Search the material for the string "epoch", then return every line where it is found.

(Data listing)
····················

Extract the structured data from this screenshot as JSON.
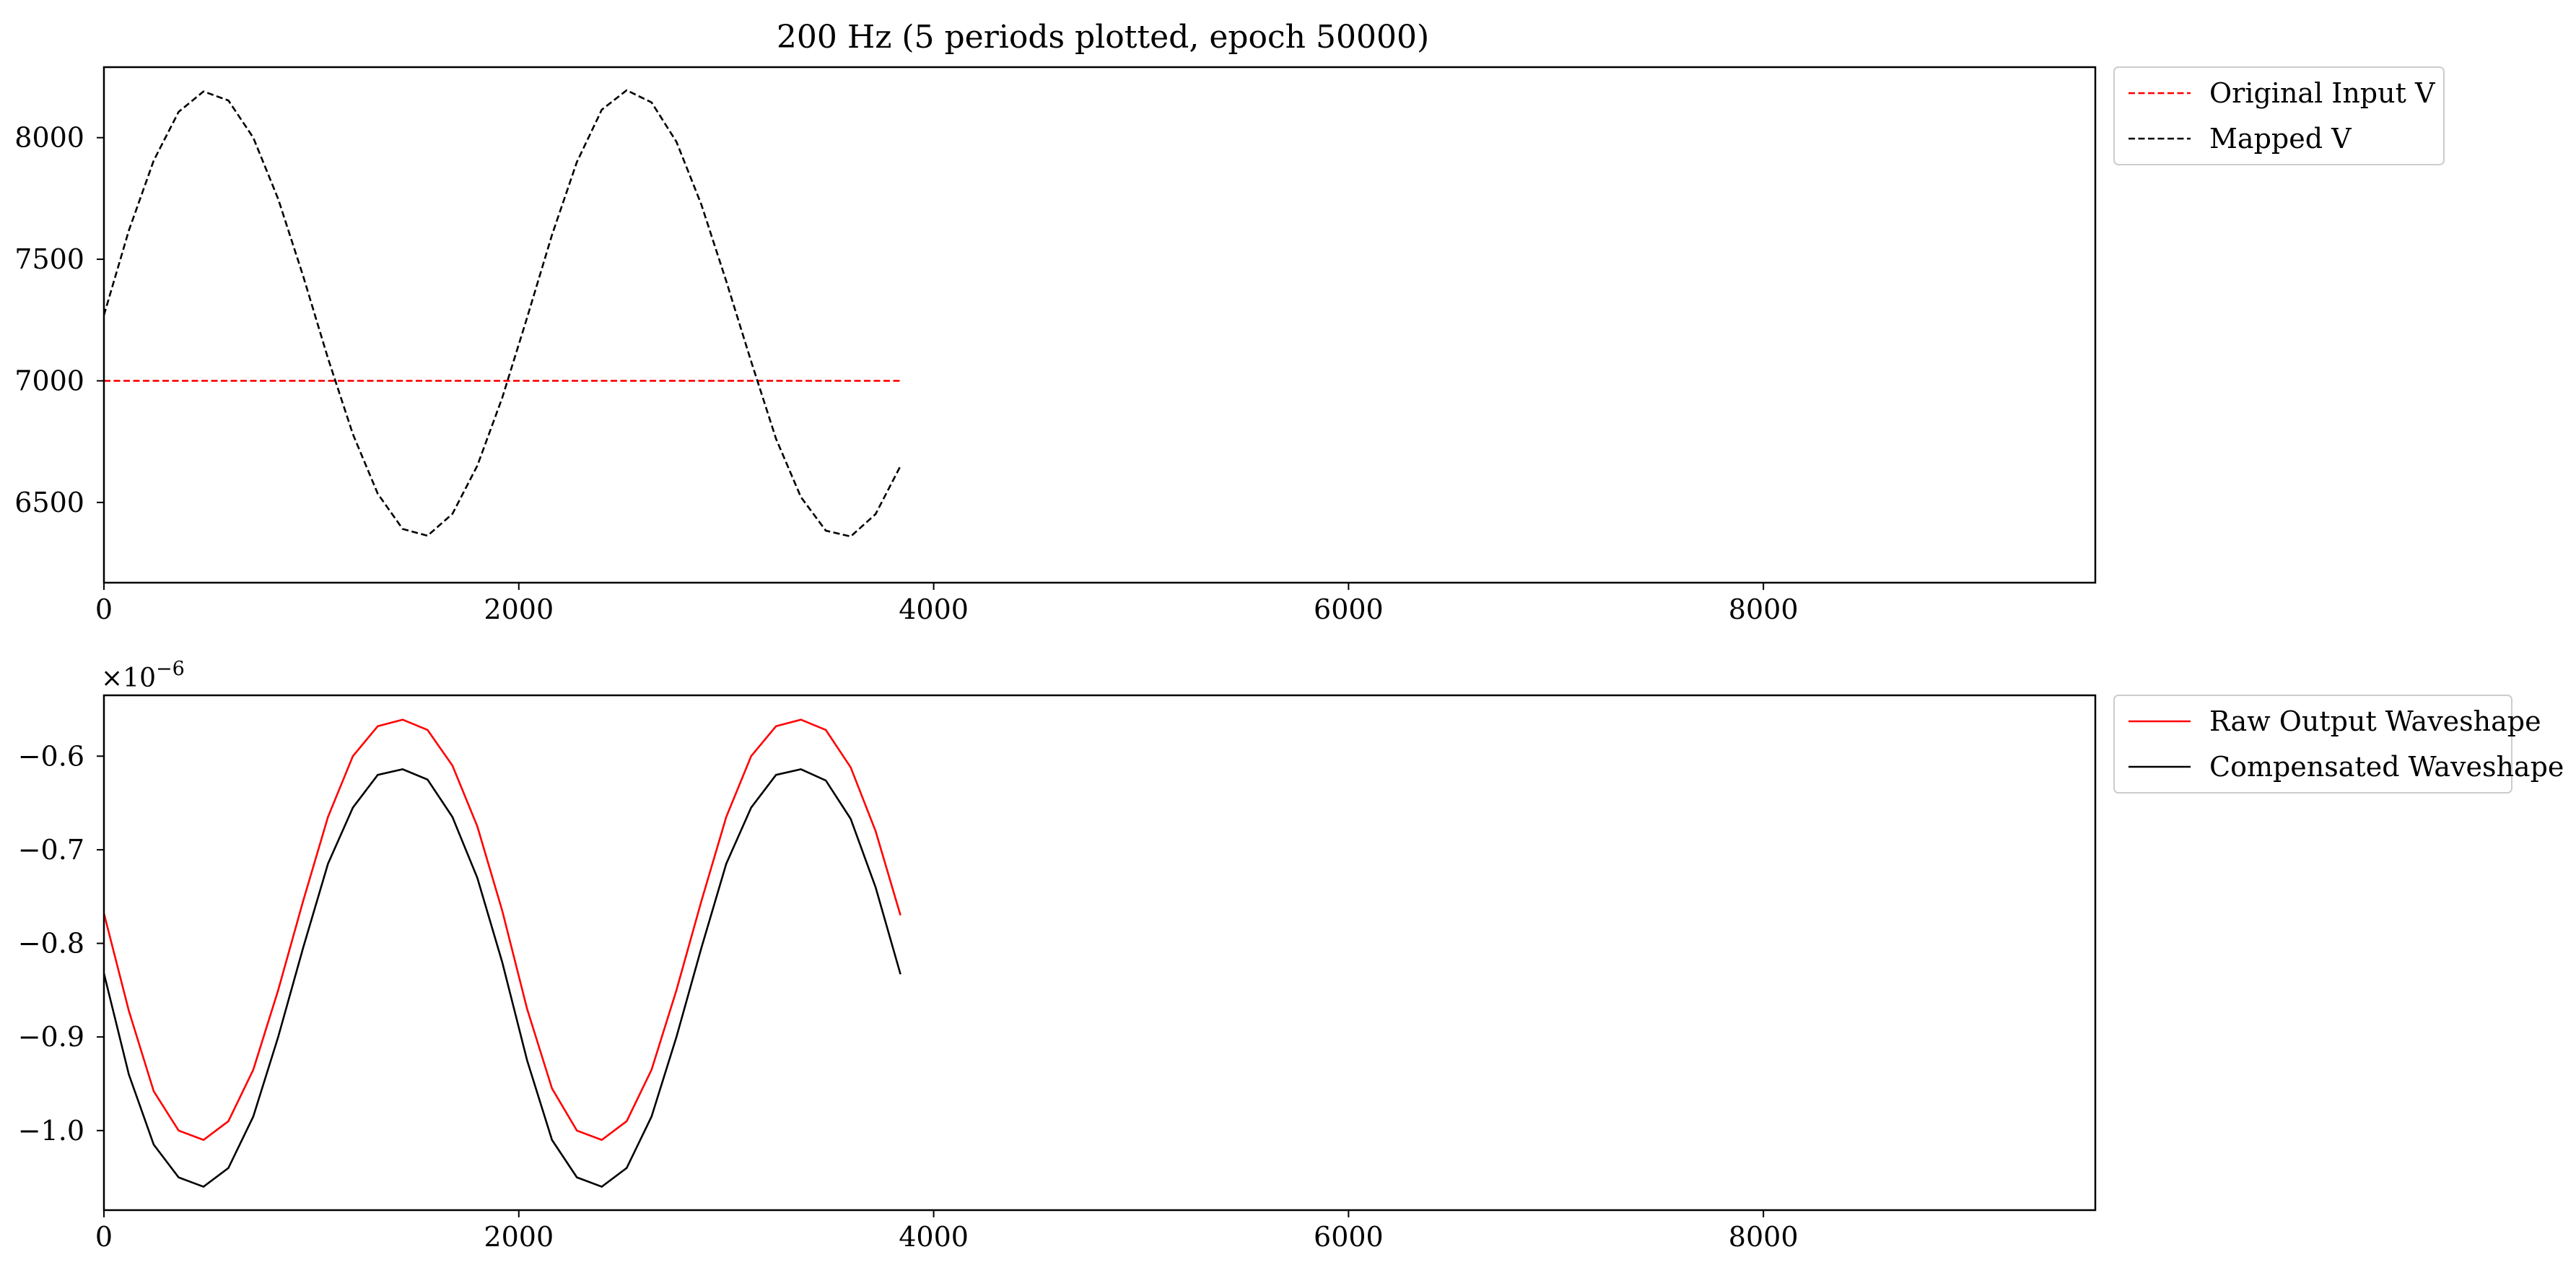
{
  "figure_title": "200 Hz (5 periods plotted, epoch 50000)",
  "chart_data": [
    {
      "type": "line",
      "title": "200 Hz (5 periods plotted, epoch 50000)",
      "xlabel": "",
      "ylabel": "",
      "xlim": [
        0,
        9600
      ],
      "ylim": [
        6170,
        8290
      ],
      "xticks": [
        0,
        2000,
        4000,
        6000,
        8000
      ],
      "yticks": [
        6500,
        7000,
        7500,
        8000
      ],
      "xtick_labels": [
        "0",
        "2000",
        "4000",
        "6000",
        "8000"
      ],
      "ytick_labels": [
        "6500",
        "7000",
        "7500",
        "8000"
      ],
      "grid": false,
      "legend_position": "outside upper right",
      "series": [
        {
          "name": "Original Input V",
          "color": "#ff0000",
          "linestyle": "dashed",
          "x": [
            0,
            3840
          ],
          "y": [
            7000,
            7000
          ]
        },
        {
          "name": "Mapped V",
          "color": "#000000",
          "linestyle": "dashed",
          "x": [
            0,
            120,
            240,
            360,
            480,
            600,
            720,
            840,
            960,
            1080,
            1200,
            1320,
            1440,
            1560,
            1680,
            1800,
            1920,
            2040,
            2160,
            2280,
            2400,
            2520,
            2640,
            2760,
            2880,
            3000,
            3120,
            3240,
            3360,
            3480,
            3600,
            3720,
            3840
          ],
          "y": [
            7270,
            7618,
            7906,
            8106,
            8190,
            8153,
            8000,
            7748,
            7432,
            7093,
            6781,
            6536,
            6391,
            6363,
            6453,
            6651,
            6930,
            7260,
            7600,
            7900,
            8115,
            8195,
            8145,
            7983,
            7725,
            7410,
            7080,
            6762,
            6522,
            6384,
            6360,
            6452,
            6650
          ]
        }
      ]
    },
    {
      "type": "line",
      "title": "",
      "xlabel": "",
      "ylabel": "",
      "y_offset_label": "×10−6",
      "xlim": [
        0,
        9600
      ],
      "ylim": [
        -1.085,
        -0.535
      ],
      "xticks": [
        0,
        2000,
        4000,
        6000,
        8000
      ],
      "yticks": [
        -1.0,
        -0.9,
        -0.8,
        -0.7,
        -0.6
      ],
      "xtick_labels": [
        "0",
        "2000",
        "4000",
        "6000",
        "8000"
      ],
      "ytick_labels": [
        "−1.0",
        "−0.9",
        "−0.8",
        "−0.7",
        "−0.6"
      ],
      "grid": false,
      "legend_position": "outside upper right",
      "series": [
        {
          "name": "Raw Output Waveshape",
          "color": "#ff0000",
          "linestyle": "solid",
          "x": [
            0,
            120,
            240,
            360,
            480,
            600,
            720,
            840,
            960,
            1080,
            1200,
            1320,
            1440,
            1560,
            1680,
            1800,
            1920,
            2040,
            2160,
            2280,
            2400,
            2520,
            2640,
            2760,
            2880,
            3000,
            3120,
            3240,
            3360,
            3480,
            3600,
            3720,
            3840
          ],
          "y": [
            -0.768,
            -0.872,
            -0.958,
            -1.0,
            -1.01,
            -0.99,
            -0.935,
            -0.85,
            -0.755,
            -0.665,
            -0.6,
            -0.568,
            -0.561,
            -0.572,
            -0.61,
            -0.675,
            -0.765,
            -0.87,
            -0.955,
            -1.0,
            -1.01,
            -0.99,
            -0.935,
            -0.85,
            -0.755,
            -0.665,
            -0.6,
            -0.568,
            -0.561,
            -0.572,
            -0.612,
            -0.68,
            -0.77
          ]
        },
        {
          "name": "Compensated Waveshape",
          "color": "#000000",
          "linestyle": "solid",
          "x": [
            0,
            120,
            240,
            360,
            480,
            600,
            720,
            840,
            960,
            1080,
            1200,
            1320,
            1440,
            1560,
            1680,
            1800,
            1920,
            2040,
            2160,
            2280,
            2400,
            2520,
            2640,
            2760,
            2880,
            3000,
            3120,
            3240,
            3360,
            3480,
            3600,
            3720,
            3840
          ],
          "y": [
            -0.832,
            -0.94,
            -1.015,
            -1.05,
            -1.06,
            -1.04,
            -0.985,
            -0.9,
            -0.805,
            -0.715,
            -0.655,
            -0.62,
            -0.614,
            -0.625,
            -0.665,
            -0.73,
            -0.82,
            -0.925,
            -1.01,
            -1.05,
            -1.06,
            -1.04,
            -0.985,
            -0.9,
            -0.805,
            -0.715,
            -0.655,
            -0.62,
            -0.614,
            -0.626,
            -0.667,
            -0.74,
            -0.833
          ]
        }
      ]
    }
  ]
}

····················

- [TASK ANSWER]
  "figure_title": "200 Hz (5 periods plotted, epoch 50000)",
      "title": "200 Hz (5 periods plotted, epoch 50000)",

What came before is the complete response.